EXERCISE INSTRUCTIONS: Please write out the data word for word, from its first line through the line that contains "cell-estimate: −0.91 [376,793,524,873]", including both of those lines.

SOURCE MATERIAL:
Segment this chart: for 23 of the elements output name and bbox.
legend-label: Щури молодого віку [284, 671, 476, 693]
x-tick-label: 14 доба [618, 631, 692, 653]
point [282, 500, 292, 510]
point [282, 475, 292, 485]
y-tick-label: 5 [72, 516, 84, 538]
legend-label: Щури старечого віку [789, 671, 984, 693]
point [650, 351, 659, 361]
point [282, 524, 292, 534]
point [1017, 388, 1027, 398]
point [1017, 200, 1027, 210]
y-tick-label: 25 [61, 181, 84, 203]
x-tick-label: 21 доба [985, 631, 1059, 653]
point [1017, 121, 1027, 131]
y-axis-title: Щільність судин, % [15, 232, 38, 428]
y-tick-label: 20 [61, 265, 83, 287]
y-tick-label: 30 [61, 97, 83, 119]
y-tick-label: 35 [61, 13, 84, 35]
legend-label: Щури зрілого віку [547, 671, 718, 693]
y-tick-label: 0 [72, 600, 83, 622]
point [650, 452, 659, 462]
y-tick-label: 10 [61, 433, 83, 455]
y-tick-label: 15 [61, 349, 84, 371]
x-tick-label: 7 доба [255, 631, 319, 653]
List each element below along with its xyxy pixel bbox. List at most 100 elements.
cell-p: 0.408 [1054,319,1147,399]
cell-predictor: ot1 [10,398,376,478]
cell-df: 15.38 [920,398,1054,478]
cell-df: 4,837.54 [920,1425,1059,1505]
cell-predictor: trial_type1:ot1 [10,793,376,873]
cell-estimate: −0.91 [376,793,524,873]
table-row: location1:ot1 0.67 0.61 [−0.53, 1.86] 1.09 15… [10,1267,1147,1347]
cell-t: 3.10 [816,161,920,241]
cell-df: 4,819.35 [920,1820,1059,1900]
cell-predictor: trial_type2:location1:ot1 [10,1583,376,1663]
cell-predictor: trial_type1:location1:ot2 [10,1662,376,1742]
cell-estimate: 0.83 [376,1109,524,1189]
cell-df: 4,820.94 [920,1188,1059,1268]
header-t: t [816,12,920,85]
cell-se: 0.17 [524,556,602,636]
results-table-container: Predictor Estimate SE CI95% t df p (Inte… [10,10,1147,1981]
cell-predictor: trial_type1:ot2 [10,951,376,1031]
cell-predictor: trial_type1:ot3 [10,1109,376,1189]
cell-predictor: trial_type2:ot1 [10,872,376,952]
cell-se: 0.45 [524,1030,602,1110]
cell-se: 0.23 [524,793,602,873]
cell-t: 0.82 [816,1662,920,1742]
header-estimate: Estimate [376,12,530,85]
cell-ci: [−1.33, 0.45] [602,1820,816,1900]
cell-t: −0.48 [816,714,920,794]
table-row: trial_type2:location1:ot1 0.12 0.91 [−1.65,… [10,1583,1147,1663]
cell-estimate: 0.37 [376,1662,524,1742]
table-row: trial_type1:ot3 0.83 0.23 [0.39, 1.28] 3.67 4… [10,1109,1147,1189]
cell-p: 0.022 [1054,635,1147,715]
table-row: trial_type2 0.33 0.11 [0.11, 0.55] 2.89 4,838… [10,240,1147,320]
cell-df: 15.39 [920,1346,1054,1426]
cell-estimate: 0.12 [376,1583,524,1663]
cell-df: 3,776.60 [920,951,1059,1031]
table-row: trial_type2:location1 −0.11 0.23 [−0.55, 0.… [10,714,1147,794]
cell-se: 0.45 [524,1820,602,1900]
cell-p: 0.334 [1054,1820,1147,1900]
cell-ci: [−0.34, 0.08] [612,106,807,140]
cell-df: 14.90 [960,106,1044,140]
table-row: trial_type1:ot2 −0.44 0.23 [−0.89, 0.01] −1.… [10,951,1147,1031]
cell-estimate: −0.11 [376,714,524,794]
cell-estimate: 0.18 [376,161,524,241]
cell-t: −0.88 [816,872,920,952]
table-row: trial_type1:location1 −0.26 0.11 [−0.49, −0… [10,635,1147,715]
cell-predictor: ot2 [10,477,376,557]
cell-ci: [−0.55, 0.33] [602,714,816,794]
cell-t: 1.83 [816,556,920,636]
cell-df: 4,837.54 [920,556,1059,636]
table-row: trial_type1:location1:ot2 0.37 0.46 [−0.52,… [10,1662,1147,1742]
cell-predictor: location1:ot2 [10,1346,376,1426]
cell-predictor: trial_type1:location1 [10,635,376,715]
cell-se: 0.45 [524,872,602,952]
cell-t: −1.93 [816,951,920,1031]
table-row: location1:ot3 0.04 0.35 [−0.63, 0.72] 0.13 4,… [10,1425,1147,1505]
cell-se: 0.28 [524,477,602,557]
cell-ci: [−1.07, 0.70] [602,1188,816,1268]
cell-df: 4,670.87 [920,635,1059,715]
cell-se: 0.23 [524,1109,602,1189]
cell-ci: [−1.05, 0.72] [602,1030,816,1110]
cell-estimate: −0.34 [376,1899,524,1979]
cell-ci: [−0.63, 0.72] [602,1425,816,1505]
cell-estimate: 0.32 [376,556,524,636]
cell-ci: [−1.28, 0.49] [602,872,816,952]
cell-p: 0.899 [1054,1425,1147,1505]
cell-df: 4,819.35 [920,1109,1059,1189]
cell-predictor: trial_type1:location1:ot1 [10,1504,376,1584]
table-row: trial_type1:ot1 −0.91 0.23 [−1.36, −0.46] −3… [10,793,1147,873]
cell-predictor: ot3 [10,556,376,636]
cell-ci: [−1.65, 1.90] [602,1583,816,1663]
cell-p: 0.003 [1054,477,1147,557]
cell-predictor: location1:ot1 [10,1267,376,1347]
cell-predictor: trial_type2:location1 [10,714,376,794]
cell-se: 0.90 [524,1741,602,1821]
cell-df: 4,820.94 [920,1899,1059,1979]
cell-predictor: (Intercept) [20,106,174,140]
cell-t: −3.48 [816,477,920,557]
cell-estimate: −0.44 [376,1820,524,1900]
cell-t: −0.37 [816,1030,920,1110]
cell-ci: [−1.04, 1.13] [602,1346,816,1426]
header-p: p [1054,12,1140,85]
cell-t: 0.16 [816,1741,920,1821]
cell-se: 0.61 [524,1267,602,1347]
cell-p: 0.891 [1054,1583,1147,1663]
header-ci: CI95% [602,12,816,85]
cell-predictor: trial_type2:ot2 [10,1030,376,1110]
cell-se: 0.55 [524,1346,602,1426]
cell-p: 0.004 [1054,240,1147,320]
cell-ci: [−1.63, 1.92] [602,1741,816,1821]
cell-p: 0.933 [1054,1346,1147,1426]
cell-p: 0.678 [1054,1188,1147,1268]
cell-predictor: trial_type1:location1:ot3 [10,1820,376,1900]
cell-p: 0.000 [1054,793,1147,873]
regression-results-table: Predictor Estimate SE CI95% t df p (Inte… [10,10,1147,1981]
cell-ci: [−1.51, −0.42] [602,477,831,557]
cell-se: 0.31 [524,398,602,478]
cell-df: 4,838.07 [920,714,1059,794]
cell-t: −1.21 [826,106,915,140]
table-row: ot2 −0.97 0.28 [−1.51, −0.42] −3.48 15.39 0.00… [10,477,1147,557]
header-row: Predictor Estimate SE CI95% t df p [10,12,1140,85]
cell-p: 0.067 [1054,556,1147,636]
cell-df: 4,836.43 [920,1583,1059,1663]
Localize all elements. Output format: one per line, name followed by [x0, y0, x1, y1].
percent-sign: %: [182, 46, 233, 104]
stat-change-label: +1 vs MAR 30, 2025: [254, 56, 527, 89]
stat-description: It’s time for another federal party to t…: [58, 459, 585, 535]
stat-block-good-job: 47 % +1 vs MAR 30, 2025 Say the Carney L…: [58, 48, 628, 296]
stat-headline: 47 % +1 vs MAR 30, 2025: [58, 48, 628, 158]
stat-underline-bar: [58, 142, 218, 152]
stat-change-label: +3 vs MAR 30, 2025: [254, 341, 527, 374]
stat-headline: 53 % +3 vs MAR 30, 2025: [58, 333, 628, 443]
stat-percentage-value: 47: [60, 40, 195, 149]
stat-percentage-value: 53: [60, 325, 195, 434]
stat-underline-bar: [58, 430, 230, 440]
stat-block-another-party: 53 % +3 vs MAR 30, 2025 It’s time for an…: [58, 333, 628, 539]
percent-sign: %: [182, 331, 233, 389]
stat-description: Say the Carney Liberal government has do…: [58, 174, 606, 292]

RESULT:
Segment this chart: for 23 of the elements output name and bbox.
legend-label: Щури молодого віку [284, 671, 476, 693]
x-tick-label: 14 доба [618, 631, 692, 653]
point [282, 500, 292, 510]
point [282, 475, 292, 485]
y-tick-label: 5 [72, 516, 84, 538]
legend-label: Щури старечого віку [789, 671, 984, 693]
point [650, 351, 659, 361]
point [282, 524, 292, 534]
point [1017, 388, 1027, 398]
point [1017, 200, 1027, 210]
y-tick-label: 25 [61, 181, 84, 203]
x-tick-label: 21 доба [985, 631, 1059, 653]
point [1017, 121, 1027, 131]
y-axis-title: Щільність судин, % [15, 232, 38, 428]
y-tick-label: 20 [61, 265, 83, 287]
y-tick-label: 30 [61, 97, 83, 119]
y-tick-label: 35 [61, 13, 84, 35]
legend-label: Щури зрілого віку [547, 671, 718, 693]
y-tick-label: 0 [72, 600, 83, 622]
point [650, 452, 659, 462]
y-tick-label: 10 [61, 433, 83, 455]
y-tick-label: 15 [61, 349, 84, 371]
x-tick-label: 7 доба [255, 631, 319, 653]
List each element below along with its xyxy pixel bbox. List at most 100 elements.
cell-p: 0.408 [1054,319,1147,399]
cell-predictor: ot1 [10,398,376,478]
cell-df: 15.38 [920,398,1054,478]
cell-df: 4,837.54 [920,1425,1059,1505]
cell-predictor: trial_type1:ot1 [10,793,376,873]
cell-estimate: −0.91 [376,793,524,873]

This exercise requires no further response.